**RECORD LIST:**

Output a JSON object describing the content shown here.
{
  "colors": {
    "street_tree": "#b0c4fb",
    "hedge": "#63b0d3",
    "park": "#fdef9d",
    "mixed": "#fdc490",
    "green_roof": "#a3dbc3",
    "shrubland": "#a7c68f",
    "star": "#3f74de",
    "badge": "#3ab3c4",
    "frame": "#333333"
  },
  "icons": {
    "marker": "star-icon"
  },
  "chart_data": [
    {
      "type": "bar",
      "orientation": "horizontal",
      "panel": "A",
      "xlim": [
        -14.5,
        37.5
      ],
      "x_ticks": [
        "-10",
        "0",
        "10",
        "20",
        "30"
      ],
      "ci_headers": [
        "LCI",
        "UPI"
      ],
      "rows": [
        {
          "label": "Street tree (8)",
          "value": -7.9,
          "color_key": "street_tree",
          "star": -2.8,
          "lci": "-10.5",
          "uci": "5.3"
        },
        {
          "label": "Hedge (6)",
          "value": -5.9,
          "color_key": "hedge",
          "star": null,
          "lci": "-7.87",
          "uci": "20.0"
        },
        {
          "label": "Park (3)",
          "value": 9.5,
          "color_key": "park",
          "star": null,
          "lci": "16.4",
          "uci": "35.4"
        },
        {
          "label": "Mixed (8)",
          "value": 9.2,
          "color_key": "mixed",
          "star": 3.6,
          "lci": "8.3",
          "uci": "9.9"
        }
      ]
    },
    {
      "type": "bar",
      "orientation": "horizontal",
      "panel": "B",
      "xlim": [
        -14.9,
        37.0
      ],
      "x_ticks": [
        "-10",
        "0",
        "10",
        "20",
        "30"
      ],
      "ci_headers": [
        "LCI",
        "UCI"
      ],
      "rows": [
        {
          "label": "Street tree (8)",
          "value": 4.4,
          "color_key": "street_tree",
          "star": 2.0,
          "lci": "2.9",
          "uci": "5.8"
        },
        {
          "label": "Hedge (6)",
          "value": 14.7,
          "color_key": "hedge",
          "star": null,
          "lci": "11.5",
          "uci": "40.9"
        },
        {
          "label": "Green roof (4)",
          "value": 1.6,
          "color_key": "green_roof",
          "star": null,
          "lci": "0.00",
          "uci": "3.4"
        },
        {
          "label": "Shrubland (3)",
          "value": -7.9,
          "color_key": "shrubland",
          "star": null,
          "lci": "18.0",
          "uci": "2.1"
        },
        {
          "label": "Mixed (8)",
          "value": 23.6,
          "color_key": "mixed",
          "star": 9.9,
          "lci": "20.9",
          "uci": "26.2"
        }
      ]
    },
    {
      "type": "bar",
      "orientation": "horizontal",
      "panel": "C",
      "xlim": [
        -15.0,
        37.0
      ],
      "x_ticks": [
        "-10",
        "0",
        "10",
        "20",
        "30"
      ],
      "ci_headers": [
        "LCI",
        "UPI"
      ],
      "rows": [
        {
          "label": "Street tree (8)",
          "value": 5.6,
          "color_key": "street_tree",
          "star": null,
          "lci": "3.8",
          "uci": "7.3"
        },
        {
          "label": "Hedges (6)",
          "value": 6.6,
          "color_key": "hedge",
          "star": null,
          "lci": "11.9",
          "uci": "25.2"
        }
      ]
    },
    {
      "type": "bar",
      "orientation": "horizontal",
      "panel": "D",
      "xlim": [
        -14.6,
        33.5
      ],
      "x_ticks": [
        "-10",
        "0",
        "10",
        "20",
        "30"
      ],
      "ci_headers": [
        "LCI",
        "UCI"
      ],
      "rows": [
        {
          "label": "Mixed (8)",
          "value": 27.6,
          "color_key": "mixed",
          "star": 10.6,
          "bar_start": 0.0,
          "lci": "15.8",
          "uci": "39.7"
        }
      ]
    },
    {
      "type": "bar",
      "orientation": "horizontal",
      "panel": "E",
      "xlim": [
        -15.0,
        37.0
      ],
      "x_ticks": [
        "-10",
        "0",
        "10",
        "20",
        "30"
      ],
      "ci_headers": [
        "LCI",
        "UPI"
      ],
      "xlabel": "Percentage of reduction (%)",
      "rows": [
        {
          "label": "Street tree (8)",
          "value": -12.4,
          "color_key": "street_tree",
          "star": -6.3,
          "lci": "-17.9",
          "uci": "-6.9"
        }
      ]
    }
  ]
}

**EXERCISE GOAL:** Above are some records; extract every one of them exactly.

**EXERCISE ANSWER:**
Output a JSON object describing the content shown here.
{
  "colors": {
    "street_tree": "#b0c4fb",
    "hedge": "#63b0d3",
    "park": "#fdef9d",
    "mixed": "#fdc490",
    "green_roof": "#a3dbc3",
    "shrubland": "#a7c68f",
    "star": "#3f74de",
    "badge": "#3ab3c4",
    "frame": "#333333"
  },
  "icons": {
    "marker": "star-icon"
  },
  "chart_data": [
    {
      "type": "bar",
      "orientation": "horizontal",
      "panel": "A",
      "xlim": [
        -14.5,
        37.5
      ],
      "x_ticks": [
        "-10",
        "0",
        "10",
        "20",
        "30"
      ],
      "ci_headers": [
        "LCI",
        "UPI"
      ],
      "rows": [
        {
          "label": "Street tree (8)",
          "value": -7.9,
          "color_key": "street_tree",
          "star": -2.8,
          "lci": "-10.5",
          "uci": "5.3"
        },
        {
          "label": "Hedge (6)",
          "value": -5.9,
          "color_key": "hedge",
          "star": null,
          "lci": "-7.87",
          "uci": "20.0"
        },
        {
          "label": "Park (3)",
          "value": 9.5,
          "color_key": "park",
          "star": null,
          "lci": "16.4",
          "uci": "35.4"
        },
        {
          "label": "Mixed (8)",
          "value": 9.2,
          "color_key": "mixed",
          "star": 3.6,
          "lci": "8.3",
          "uci": "9.9"
        }
      ]
    },
    {
      "type": "bar",
      "orientation": "horizontal",
      "panel": "B",
      "xlim": [
        -14.9,
        37.0
      ],
      "x_ticks": [
        "-10",
        "0",
        "10",
        "20",
        "30"
      ],
      "ci_headers": [
        "LCI",
        "UCI"
      ],
      "rows": [
        {
          "label": "Street tree (8)",
          "value": 4.4,
          "color_key": "street_tree",
          "star": 2.0,
          "lci": "2.9",
          "uci": "5.8"
        },
        {
          "label": "Hedge (6)",
          "value": 14.7,
          "color_key": "hedge",
          "star": null,
          "lci": "11.5",
          "uci": "40.9"
        },
        {
          "label": "Green roof (4)",
          "value": 1.6,
          "color_key": "green_roof",
          "star": null,
          "lci": "0.00",
          "uci": "3.4"
        },
        {
          "label": "Shrubland (3)",
          "value": -7.9,
          "color_key": "shrubland",
          "star": null,
          "lci": "18.0",
          "uci": "2.1"
        },
        {
          "label": "Mixed (8)",
          "value": 23.6,
          "color_key": "mixed",
          "star": 9.9,
          "lci": "20.9",
          "uci": "26.2"
        }
      ]
    },
    {
      "type": "bar",
      "orientation": "horizontal",
      "panel": "C",
      "xlim": [
        -15.0,
        37.0
      ],
      "x_ticks": [
        "-10",
        "0",
        "10",
        "20",
        "30"
      ],
      "ci_headers": [
        "LCI",
        "UPI"
      ],
      "rows": [
        {
          "label": "Street tree (8)",
          "value": 5.6,
          "color_key": "street_tree",
          "star": null,
          "lci": "3.8",
          "uci": "7.3"
        },
        {
          "label": "Hedges (6)",
          "value": 6.6,
          "color_key": "hedge",
          "star": null,
          "lci": "11.9",
          "uci": "25.2"
        }
      ]
    },
    {
      "type": "bar",
      "orientation": "horizontal",
      "panel": "D",
      "xlim": [
        -14.6,
        33.5
      ],
      "x_ticks": [
        "-10",
        "0",
        "10",
        "20",
        "30"
      ],
      "ci_headers": [
        "LCI",
        "UCI"
      ],
      "rows": [
        {
          "label": "Mixed (8)",
          "value": 27.6,
          "color_key": "mixed",
          "star": 10.6,
          "bar_start": 0.0,
          "lci": "15.8",
          "uci": "39.7"
        }
      ]
    },
    {
      "type": "bar",
      "orientation": "horizontal",
      "panel": "E",
      "xlim": [
        -15.0,
        37.0
      ],
      "x_ticks": [
        "-10",
        "0",
        "10",
        "20",
        "30"
      ],
      "ci_headers": [
        "LCI",
        "UPI"
      ],
      "xlabel": "Percentage of reduction (%)",
      "rows": [
        {
          "label": "Street tree (8)",
          "value": -12.4,
          "color_key": "street_tree",
          "star": -6.3,
          "lci": "-17.9",
          "uci": "-6.9"
        }
      ]
    }
  ]
}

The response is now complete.